_Problem requirements_
Scan the entries below for the word "тринадцатый". Copy each line that has it.
start
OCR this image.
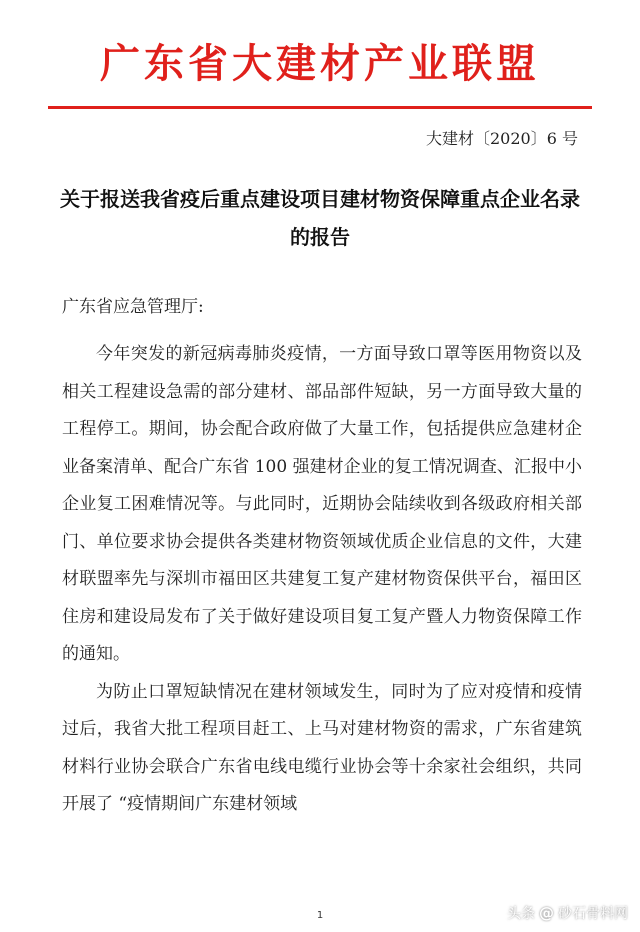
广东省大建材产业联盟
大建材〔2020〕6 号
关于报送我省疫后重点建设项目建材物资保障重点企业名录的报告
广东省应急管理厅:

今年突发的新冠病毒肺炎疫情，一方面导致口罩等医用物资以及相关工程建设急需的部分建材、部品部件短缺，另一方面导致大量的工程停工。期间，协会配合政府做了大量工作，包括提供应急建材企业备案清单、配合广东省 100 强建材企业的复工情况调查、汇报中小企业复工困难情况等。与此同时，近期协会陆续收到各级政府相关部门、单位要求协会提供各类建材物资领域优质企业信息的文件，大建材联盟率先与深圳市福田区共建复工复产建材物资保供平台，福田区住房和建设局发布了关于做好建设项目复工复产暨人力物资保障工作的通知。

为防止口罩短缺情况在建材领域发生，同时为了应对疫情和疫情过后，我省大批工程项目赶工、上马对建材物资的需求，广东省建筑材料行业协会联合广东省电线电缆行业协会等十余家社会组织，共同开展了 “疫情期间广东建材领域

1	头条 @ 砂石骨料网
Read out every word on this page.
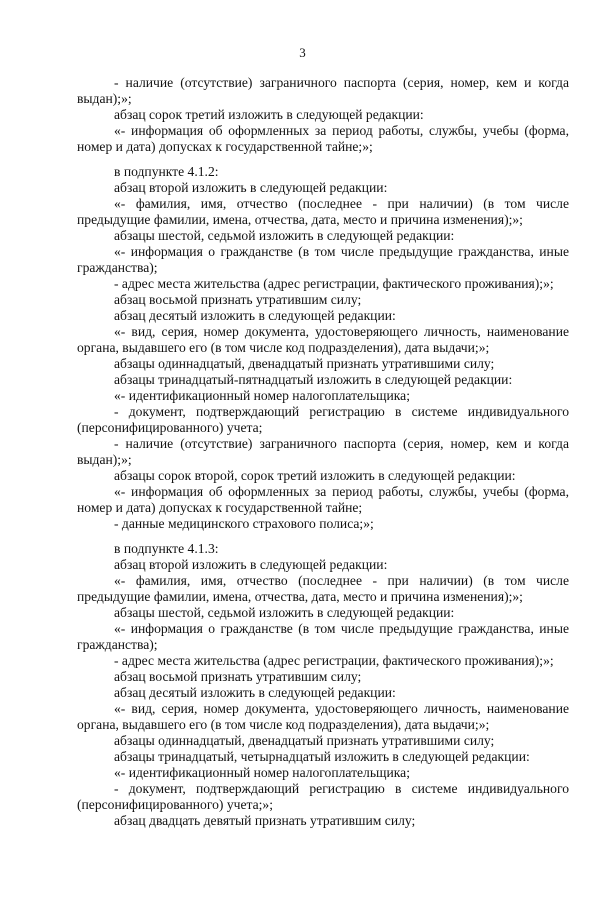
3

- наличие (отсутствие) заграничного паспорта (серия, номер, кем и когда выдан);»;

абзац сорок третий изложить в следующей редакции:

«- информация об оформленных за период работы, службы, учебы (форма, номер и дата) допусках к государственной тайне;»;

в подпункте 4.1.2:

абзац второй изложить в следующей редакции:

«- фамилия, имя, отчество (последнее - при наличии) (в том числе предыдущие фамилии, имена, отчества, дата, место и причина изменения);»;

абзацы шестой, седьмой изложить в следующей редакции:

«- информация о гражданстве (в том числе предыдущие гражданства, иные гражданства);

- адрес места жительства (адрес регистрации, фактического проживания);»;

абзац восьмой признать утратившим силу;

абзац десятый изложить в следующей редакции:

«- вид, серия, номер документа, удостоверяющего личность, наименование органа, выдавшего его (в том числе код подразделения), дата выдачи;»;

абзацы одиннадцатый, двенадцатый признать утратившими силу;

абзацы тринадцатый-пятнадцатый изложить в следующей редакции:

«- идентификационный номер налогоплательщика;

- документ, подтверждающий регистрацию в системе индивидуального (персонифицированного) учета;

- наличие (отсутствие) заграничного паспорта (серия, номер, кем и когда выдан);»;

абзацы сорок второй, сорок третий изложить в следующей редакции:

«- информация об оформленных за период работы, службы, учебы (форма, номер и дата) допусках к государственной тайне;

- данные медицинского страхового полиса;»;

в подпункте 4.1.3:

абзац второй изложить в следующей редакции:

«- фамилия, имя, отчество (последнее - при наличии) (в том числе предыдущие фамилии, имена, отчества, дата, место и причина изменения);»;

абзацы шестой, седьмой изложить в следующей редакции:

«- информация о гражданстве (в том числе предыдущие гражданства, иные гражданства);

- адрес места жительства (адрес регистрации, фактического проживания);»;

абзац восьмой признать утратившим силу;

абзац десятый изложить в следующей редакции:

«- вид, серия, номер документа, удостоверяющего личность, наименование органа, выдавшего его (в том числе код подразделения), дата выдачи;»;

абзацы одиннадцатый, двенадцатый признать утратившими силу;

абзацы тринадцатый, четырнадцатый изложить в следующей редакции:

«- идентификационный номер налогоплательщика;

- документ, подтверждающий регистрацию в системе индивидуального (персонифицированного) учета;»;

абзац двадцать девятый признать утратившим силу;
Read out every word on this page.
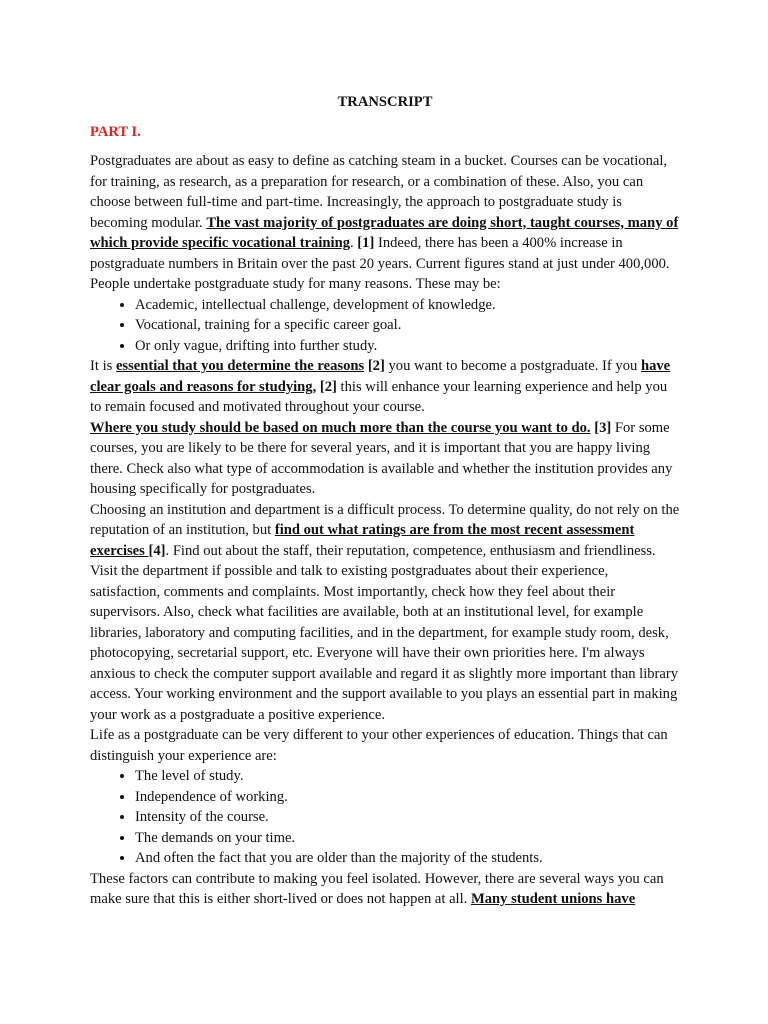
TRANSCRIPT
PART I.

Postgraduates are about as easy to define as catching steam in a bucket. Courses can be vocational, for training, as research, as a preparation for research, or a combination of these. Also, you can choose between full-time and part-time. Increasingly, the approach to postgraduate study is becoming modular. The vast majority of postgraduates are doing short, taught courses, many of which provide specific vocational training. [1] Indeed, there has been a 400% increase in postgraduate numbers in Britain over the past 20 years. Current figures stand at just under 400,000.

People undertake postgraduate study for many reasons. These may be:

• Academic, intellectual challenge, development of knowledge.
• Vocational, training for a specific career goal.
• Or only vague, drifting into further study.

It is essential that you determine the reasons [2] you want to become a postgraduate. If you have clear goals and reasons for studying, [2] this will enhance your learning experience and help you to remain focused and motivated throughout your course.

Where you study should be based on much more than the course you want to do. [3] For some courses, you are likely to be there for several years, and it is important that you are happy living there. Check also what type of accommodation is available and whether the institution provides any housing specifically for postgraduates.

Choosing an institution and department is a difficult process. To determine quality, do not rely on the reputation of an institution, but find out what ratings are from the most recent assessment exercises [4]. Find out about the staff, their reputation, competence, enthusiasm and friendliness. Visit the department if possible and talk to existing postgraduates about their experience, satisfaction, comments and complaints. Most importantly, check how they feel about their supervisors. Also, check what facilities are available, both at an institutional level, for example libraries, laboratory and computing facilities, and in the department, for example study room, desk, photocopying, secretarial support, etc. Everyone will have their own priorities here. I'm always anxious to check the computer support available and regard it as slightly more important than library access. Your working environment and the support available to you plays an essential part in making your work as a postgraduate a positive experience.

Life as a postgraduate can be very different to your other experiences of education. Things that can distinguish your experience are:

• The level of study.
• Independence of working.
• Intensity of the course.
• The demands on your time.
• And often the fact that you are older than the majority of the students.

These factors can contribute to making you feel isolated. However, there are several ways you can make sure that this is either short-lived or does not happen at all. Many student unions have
end
start
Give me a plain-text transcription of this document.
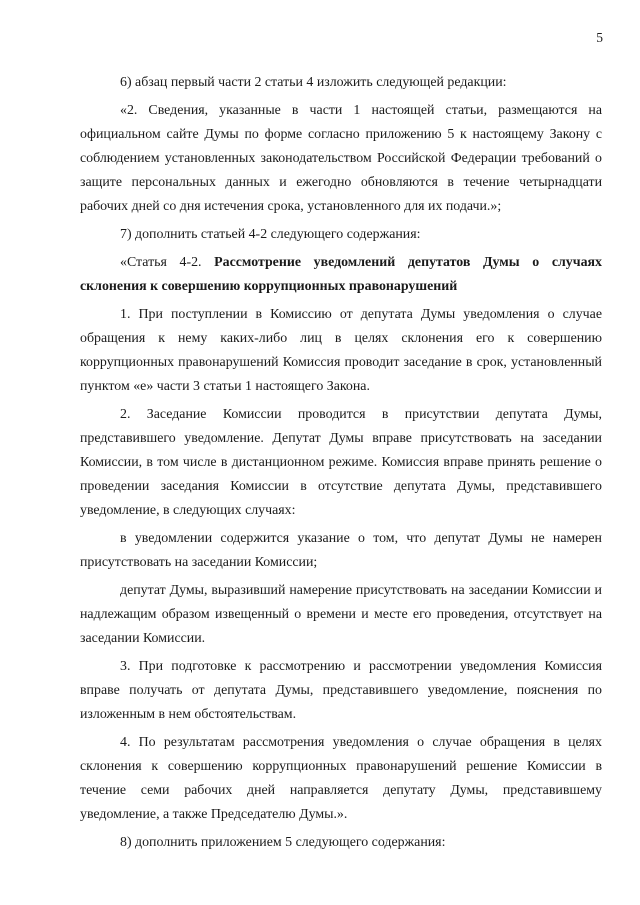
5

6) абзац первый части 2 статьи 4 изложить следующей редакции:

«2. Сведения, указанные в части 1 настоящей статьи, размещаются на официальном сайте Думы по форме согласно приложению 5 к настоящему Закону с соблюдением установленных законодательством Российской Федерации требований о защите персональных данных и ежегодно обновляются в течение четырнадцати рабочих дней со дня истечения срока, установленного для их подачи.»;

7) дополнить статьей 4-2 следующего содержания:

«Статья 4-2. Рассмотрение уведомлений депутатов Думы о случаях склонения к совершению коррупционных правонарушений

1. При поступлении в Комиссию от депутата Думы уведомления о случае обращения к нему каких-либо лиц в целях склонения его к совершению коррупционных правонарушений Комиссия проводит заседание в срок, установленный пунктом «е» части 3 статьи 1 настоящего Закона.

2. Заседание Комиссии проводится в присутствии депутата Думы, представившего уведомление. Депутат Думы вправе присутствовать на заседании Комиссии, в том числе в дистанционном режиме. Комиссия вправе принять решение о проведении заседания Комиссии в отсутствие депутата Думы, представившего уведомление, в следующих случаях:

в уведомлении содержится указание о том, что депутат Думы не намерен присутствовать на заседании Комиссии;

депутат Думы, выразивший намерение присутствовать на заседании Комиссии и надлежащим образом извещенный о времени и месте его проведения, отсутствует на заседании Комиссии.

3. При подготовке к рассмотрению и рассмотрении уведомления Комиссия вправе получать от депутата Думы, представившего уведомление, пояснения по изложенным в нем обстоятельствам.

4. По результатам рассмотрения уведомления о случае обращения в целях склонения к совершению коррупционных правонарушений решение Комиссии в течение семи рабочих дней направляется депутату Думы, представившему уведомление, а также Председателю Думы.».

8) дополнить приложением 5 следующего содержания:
end
_The answer_
абзацы тринадцатый-пятнадцатый изложить в следующей редакции:
абзацы тринадцатый, четырнадцатый изложить в следующей редакции:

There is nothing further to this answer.